▶ What you have to do: Among the following entries, count the lines that contain "this" and report only the result.
>> START Exercise materials
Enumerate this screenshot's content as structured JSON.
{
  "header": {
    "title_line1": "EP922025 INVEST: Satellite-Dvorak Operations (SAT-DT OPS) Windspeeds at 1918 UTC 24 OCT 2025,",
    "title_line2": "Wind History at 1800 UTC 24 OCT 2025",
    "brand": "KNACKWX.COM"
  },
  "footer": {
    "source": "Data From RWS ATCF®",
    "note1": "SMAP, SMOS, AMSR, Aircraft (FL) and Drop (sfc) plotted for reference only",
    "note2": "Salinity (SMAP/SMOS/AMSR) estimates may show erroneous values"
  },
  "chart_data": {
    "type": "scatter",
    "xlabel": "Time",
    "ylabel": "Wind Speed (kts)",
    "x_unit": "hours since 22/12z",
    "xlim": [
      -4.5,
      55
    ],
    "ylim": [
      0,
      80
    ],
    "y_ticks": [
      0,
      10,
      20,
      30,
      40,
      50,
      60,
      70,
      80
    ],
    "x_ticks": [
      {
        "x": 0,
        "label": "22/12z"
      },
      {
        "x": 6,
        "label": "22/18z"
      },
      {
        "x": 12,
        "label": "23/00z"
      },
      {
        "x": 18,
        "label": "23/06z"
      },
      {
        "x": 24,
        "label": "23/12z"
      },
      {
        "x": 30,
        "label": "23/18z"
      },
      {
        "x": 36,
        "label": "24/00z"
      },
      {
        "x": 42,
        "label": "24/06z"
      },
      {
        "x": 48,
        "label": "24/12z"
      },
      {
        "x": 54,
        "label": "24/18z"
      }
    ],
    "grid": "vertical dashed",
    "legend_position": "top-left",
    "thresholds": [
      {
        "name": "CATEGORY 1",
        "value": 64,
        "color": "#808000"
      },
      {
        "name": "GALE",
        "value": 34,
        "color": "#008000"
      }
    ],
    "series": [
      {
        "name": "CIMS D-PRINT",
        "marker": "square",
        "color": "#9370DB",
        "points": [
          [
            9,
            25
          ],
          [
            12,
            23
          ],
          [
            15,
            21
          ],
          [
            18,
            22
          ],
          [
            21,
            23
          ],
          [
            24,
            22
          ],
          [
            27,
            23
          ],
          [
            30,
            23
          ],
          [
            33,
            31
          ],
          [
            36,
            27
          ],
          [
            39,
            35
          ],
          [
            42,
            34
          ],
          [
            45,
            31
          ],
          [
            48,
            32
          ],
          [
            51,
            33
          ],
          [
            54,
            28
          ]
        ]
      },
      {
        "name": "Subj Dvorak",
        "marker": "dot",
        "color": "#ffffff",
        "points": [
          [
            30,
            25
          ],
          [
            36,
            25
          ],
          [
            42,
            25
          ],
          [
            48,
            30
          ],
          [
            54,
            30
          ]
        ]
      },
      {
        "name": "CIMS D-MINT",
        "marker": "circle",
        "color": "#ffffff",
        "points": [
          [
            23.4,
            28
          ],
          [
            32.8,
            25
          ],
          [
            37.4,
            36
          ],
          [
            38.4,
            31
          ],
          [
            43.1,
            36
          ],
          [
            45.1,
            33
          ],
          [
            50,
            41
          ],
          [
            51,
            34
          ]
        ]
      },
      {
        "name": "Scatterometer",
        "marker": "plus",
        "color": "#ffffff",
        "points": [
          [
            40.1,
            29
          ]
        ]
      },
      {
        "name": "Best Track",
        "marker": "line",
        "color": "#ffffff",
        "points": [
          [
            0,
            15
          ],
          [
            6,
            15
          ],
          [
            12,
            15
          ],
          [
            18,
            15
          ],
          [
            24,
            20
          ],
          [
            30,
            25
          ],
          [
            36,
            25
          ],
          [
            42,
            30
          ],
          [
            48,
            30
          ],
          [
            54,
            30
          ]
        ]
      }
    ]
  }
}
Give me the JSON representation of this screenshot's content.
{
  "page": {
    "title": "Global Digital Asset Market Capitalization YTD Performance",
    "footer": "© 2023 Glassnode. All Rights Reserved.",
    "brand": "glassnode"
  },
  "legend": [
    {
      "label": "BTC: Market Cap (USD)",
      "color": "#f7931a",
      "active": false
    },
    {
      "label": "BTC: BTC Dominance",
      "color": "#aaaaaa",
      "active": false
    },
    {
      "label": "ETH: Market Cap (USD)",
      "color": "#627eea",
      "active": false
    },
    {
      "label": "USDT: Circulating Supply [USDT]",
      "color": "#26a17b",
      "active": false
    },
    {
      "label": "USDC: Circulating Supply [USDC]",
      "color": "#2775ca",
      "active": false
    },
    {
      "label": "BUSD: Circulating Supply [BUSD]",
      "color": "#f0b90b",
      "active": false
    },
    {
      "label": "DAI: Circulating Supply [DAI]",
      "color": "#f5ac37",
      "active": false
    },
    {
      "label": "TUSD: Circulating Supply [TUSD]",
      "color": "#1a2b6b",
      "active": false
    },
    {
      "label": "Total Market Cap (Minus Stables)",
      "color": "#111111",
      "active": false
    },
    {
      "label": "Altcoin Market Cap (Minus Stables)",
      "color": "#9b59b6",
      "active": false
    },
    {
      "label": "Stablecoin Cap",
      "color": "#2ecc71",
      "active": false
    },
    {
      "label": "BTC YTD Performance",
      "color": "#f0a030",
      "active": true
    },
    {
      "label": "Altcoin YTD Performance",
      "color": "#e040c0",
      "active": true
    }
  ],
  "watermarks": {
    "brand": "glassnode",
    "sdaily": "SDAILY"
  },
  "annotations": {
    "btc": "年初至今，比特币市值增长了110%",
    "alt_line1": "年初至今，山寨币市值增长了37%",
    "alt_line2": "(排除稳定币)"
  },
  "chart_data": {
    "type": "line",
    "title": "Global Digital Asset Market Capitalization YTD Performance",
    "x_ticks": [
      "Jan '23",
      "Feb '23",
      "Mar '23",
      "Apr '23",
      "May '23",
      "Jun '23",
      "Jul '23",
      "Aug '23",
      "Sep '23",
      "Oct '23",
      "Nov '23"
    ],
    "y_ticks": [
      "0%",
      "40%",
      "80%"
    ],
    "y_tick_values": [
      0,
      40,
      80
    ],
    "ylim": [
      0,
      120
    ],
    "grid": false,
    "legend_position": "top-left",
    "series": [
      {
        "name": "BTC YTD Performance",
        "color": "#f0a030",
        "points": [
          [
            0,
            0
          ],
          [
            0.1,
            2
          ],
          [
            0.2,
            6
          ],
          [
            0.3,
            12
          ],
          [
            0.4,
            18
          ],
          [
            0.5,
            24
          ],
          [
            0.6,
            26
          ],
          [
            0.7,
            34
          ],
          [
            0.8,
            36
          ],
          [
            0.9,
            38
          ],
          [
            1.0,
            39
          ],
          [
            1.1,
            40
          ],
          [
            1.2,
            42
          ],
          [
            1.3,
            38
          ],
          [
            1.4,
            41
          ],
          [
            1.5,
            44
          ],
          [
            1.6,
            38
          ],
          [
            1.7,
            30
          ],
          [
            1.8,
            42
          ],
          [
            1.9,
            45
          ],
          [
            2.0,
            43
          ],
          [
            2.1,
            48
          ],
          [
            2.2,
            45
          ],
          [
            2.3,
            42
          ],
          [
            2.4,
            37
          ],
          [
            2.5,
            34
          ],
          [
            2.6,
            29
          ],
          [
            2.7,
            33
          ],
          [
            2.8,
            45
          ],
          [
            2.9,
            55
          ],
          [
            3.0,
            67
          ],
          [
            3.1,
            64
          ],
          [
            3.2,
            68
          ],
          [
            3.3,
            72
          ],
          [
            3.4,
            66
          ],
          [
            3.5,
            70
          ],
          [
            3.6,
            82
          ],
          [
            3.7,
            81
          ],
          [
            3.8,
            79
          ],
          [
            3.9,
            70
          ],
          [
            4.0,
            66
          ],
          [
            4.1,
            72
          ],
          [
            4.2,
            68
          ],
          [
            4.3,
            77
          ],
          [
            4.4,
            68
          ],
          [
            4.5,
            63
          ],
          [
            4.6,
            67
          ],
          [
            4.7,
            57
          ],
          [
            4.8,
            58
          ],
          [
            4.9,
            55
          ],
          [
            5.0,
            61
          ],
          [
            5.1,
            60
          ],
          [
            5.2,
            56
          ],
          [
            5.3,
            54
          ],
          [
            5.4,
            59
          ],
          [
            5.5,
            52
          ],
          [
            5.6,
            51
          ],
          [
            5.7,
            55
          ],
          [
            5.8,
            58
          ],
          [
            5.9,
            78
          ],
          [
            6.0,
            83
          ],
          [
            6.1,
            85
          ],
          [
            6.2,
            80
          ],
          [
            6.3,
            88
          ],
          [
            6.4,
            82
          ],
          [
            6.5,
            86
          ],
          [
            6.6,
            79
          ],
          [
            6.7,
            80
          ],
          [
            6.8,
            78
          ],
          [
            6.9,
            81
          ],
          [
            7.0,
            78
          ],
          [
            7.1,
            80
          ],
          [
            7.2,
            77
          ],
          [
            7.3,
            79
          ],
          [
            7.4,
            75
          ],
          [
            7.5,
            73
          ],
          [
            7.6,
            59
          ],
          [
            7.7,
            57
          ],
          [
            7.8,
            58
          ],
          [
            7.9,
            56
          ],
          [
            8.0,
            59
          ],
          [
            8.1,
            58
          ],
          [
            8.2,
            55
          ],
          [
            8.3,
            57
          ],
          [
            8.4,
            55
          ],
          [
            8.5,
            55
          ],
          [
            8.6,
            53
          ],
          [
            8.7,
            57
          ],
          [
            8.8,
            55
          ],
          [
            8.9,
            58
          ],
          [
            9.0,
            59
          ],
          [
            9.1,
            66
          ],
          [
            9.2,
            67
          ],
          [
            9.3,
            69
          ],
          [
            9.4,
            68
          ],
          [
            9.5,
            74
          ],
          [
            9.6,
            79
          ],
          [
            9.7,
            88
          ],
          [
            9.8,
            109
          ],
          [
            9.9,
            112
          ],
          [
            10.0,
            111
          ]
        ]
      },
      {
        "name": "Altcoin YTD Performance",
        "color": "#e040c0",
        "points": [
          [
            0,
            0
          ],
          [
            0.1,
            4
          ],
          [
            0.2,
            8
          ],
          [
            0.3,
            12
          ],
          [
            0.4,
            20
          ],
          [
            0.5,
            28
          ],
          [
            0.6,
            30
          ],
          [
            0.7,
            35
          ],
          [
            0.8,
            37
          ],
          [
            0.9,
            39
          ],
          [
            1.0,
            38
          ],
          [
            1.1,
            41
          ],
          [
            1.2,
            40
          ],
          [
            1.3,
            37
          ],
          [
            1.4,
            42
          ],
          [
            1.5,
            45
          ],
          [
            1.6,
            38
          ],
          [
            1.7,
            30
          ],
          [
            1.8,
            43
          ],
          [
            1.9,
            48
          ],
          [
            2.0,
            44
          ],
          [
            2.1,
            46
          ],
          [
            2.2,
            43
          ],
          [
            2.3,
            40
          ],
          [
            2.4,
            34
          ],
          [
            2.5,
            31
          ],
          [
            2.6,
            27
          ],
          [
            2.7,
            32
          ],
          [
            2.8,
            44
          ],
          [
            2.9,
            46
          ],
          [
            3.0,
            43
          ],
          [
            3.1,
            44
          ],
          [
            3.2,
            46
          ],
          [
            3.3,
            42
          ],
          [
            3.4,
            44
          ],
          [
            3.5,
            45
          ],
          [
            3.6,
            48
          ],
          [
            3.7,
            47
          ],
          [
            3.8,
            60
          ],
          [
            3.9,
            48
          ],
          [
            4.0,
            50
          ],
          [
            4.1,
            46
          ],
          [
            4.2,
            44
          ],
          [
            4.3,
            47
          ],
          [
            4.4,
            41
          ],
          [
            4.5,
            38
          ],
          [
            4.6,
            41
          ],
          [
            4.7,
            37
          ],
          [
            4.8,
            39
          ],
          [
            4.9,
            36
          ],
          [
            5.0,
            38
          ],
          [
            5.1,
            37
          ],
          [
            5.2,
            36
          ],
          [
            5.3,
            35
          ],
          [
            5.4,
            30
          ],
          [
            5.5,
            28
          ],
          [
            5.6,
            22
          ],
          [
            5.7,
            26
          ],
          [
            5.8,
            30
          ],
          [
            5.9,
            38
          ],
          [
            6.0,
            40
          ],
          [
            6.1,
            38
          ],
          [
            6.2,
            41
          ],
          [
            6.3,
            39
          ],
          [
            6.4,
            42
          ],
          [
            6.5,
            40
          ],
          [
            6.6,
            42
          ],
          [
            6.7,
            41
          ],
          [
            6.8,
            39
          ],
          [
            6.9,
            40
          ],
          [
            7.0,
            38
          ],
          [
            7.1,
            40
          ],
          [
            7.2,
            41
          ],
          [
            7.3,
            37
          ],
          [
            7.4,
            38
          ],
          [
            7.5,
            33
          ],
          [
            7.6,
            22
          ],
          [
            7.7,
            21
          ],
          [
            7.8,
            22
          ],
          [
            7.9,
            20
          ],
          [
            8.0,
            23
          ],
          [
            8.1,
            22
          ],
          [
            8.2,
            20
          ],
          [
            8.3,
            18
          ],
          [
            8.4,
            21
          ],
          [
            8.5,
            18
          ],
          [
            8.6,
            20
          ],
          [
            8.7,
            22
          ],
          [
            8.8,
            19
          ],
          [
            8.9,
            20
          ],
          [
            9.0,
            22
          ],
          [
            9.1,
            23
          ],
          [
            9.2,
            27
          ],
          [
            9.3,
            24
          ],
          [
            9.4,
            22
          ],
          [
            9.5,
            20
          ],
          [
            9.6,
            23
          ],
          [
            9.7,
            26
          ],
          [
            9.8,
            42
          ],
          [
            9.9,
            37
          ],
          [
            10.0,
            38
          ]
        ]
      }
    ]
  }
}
>> END Exercise materials
▶ Worked solution: 2